### Exercise directions
Track down the lines that contain "states" and copy them.
## Start
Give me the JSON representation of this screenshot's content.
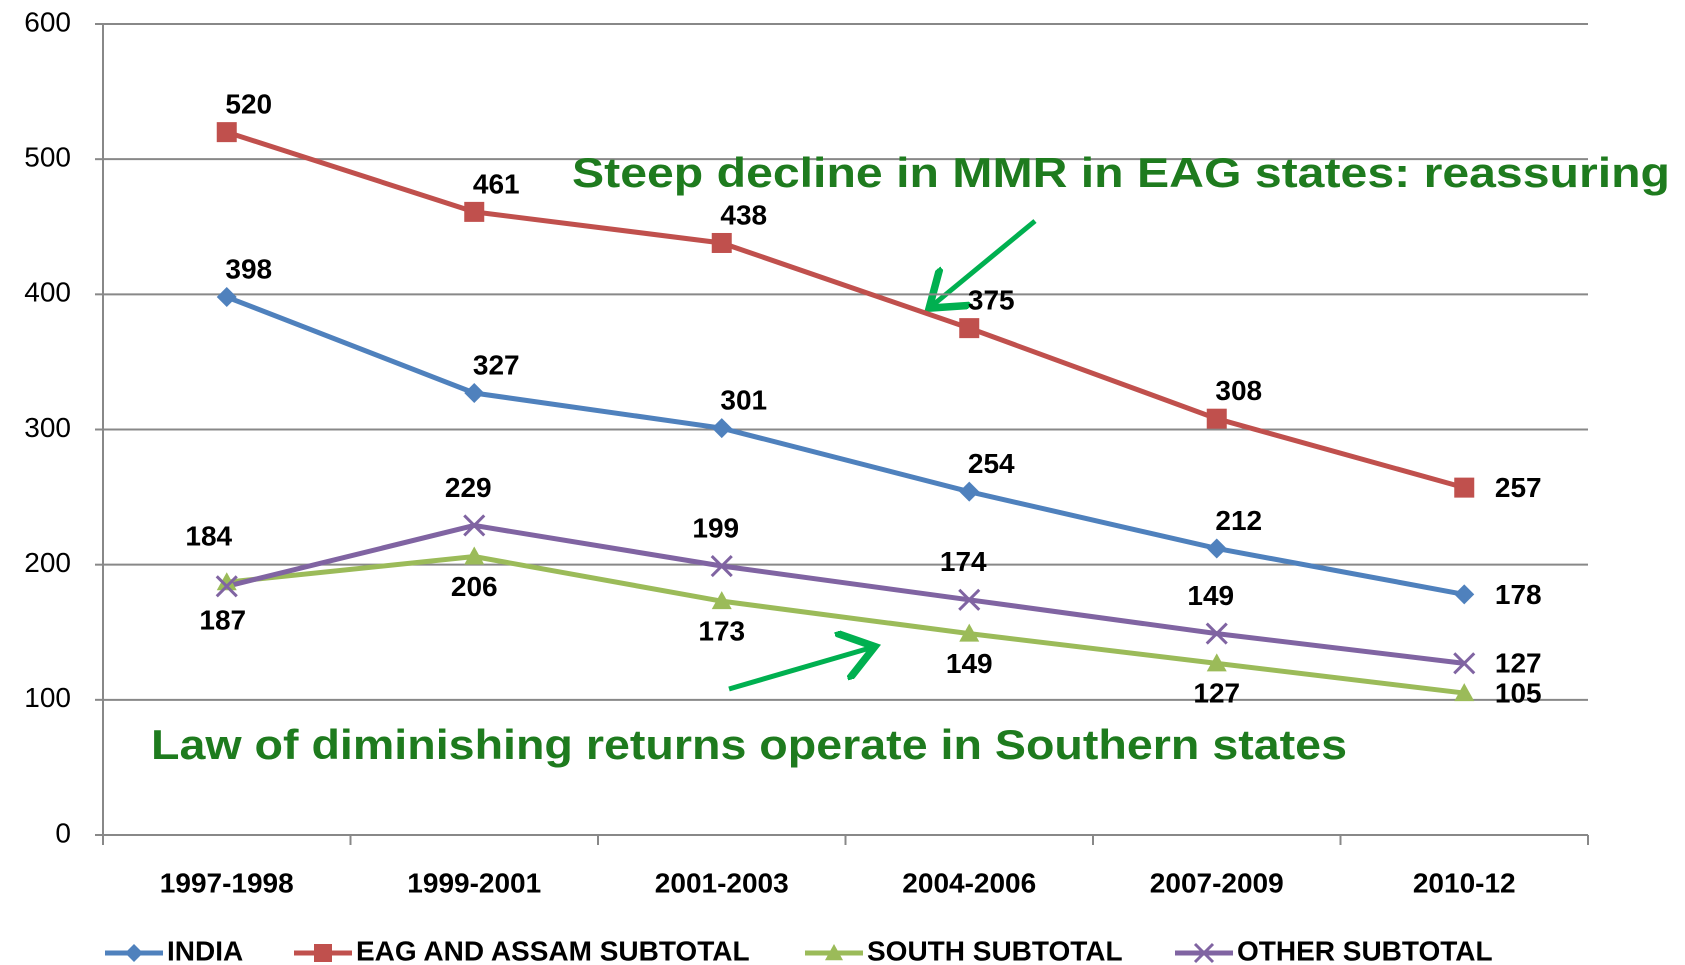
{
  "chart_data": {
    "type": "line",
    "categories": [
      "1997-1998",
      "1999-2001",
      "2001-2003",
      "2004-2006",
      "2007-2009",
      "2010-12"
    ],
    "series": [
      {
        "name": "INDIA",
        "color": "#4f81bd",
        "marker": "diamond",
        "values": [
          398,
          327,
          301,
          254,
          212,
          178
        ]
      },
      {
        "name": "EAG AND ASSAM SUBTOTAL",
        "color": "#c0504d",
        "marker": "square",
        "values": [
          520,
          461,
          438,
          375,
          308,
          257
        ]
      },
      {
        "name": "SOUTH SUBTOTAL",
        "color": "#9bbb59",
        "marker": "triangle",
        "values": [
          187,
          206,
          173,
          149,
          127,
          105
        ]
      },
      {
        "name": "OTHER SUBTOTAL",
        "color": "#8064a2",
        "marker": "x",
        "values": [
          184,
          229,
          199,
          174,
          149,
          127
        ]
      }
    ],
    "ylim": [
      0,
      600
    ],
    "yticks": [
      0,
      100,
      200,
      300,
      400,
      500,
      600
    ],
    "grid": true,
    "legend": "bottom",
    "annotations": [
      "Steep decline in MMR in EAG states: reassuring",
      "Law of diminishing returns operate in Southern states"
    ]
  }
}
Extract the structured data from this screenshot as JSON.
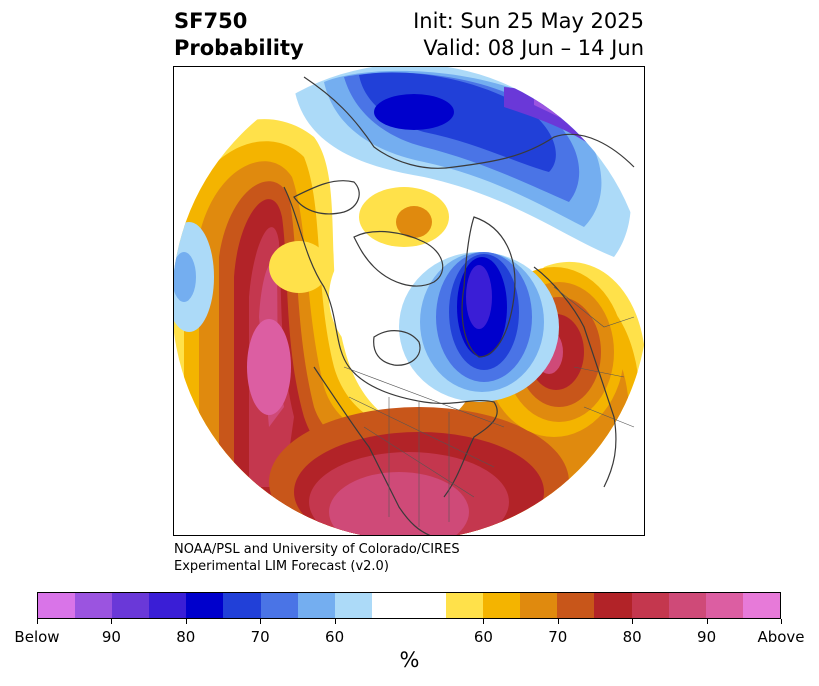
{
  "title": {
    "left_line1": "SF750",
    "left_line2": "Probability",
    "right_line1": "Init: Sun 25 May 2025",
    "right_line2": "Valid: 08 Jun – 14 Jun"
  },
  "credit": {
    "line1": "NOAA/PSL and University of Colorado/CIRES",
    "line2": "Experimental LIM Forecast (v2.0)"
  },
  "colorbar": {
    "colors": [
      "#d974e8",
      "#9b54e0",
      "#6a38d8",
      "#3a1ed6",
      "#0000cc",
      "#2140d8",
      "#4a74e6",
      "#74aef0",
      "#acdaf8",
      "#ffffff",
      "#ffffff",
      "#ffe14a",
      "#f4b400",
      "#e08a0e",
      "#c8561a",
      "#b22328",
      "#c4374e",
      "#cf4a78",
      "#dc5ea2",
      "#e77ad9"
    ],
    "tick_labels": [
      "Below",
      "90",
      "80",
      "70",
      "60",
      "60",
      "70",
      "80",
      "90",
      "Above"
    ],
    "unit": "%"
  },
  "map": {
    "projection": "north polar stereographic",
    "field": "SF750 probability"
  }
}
## End
### Solution for this task
      "Steep decline in MMR in EAG states: reassuring",
      "Law of diminishing returns operate in Southern states"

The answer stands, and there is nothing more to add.